Exercise :: Retype exactly the stretch of lines that begins at the line containing "Enumerate this screenshot's" and ends at the last line of the data, with no other lines.

Source material ::

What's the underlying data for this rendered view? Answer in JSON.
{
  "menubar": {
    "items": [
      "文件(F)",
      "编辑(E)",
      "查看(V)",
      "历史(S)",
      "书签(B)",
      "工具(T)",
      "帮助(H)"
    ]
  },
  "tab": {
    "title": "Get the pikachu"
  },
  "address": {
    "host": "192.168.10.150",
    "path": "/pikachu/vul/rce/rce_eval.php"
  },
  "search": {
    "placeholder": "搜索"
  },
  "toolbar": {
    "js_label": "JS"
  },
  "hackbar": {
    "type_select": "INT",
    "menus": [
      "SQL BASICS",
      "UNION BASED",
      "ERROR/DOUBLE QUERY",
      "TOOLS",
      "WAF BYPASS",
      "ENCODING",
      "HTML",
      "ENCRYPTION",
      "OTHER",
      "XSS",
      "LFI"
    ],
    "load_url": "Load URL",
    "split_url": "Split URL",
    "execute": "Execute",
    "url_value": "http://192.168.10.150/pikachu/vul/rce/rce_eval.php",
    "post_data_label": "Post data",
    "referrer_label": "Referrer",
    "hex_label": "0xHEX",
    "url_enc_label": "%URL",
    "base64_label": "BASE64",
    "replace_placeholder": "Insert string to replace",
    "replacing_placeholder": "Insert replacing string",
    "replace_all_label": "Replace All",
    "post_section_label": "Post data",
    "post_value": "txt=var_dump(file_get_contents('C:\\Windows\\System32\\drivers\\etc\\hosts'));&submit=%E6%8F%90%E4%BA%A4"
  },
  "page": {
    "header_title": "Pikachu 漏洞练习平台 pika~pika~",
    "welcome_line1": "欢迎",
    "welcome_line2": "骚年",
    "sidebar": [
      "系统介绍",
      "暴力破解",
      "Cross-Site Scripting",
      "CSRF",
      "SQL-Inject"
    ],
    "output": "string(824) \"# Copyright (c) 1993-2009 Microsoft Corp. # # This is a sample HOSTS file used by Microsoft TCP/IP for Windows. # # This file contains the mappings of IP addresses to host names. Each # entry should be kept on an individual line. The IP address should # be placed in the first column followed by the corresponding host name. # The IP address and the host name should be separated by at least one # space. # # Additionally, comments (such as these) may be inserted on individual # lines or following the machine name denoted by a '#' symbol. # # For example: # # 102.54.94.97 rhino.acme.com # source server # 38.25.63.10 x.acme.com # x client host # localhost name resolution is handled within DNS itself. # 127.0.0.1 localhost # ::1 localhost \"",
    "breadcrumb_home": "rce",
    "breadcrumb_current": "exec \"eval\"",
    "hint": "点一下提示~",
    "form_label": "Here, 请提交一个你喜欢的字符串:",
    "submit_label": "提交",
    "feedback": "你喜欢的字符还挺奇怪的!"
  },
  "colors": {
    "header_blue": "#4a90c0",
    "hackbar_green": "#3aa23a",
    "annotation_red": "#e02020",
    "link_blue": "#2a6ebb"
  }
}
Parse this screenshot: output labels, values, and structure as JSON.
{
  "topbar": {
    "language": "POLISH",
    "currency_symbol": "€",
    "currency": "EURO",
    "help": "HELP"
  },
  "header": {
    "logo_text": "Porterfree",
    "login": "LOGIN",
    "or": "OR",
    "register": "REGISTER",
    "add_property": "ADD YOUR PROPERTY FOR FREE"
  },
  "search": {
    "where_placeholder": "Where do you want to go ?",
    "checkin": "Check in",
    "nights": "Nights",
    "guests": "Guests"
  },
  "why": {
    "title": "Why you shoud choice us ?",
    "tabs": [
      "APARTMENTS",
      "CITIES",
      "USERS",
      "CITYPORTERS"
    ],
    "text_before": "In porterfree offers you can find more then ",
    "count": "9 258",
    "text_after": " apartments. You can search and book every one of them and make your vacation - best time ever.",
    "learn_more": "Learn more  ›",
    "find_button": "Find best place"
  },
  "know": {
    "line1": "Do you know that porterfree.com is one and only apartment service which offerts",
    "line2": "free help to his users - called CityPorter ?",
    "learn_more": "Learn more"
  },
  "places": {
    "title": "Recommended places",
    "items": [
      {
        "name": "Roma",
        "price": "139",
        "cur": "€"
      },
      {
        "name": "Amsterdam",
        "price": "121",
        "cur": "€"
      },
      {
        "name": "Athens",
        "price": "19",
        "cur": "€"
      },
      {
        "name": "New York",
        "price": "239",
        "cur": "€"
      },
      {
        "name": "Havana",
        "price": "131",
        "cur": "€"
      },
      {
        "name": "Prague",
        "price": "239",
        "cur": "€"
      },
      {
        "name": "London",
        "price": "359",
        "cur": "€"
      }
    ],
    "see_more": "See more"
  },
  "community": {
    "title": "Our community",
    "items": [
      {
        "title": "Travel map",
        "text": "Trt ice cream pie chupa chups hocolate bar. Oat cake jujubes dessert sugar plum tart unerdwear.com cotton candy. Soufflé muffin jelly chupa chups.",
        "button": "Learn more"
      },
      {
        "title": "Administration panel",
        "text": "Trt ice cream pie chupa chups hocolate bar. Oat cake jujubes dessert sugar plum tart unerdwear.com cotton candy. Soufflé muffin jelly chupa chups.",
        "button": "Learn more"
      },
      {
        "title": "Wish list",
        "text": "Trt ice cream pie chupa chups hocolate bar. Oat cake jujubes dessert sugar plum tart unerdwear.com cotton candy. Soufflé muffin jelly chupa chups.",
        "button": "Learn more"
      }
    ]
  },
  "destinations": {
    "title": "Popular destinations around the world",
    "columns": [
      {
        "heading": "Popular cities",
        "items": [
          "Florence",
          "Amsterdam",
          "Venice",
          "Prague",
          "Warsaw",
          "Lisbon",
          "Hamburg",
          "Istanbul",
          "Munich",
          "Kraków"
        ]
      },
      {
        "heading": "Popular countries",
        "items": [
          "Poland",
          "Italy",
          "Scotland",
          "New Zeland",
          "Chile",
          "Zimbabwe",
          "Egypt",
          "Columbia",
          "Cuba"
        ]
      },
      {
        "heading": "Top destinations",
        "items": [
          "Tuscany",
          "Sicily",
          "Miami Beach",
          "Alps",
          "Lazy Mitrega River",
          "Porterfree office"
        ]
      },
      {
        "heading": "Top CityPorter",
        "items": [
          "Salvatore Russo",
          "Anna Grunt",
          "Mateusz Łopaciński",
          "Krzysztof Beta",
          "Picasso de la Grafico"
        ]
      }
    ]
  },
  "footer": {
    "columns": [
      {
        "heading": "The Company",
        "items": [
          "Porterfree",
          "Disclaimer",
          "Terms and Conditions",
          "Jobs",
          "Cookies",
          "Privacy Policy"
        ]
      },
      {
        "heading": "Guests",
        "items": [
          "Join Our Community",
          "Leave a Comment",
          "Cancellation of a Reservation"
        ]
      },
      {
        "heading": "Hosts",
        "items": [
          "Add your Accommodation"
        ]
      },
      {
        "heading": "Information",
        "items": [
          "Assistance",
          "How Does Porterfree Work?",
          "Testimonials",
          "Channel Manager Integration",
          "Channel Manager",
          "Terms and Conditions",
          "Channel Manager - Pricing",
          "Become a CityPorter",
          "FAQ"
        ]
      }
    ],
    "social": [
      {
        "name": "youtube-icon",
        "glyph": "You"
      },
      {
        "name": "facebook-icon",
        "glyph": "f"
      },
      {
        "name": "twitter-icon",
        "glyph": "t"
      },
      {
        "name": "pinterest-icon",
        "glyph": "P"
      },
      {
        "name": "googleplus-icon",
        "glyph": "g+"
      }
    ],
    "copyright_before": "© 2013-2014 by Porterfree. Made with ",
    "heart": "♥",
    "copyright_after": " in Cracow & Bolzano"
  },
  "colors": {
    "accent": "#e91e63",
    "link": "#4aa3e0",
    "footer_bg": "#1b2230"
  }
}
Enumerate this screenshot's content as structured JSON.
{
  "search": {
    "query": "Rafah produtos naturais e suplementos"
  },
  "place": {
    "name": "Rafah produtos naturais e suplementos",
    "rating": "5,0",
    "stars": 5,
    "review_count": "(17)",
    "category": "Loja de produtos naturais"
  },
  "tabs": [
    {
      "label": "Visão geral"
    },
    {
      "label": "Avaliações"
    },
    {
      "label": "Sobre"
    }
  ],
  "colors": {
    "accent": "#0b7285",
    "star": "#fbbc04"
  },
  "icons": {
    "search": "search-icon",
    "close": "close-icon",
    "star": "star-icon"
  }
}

The solution ::
Enumerate this screenshot's content as structured JSON.
{
  "search": {
    "query": "Rafah produtos naturais e suplementos"
  },
  "place": {
    "name": "Rafah produtos naturais e suplementos",
    "rating": "5,0",
    "stars": 5,
    "review_count": "(17)",
    "category": "Loja de produtos naturais"
  },
  "tabs": [
    {
      "label": "Visão geral"
    },
    {
      "label": "Avaliações"
    },
    {
      "label": "Sobre"
    }
  ],
  "colors": {
    "accent": "#0b7285",
    "star": "#fbbc04"
  },
  "icons": {
    "search": "search-icon",
    "close": "close-icon",
    "star": "star-icon"
  }
}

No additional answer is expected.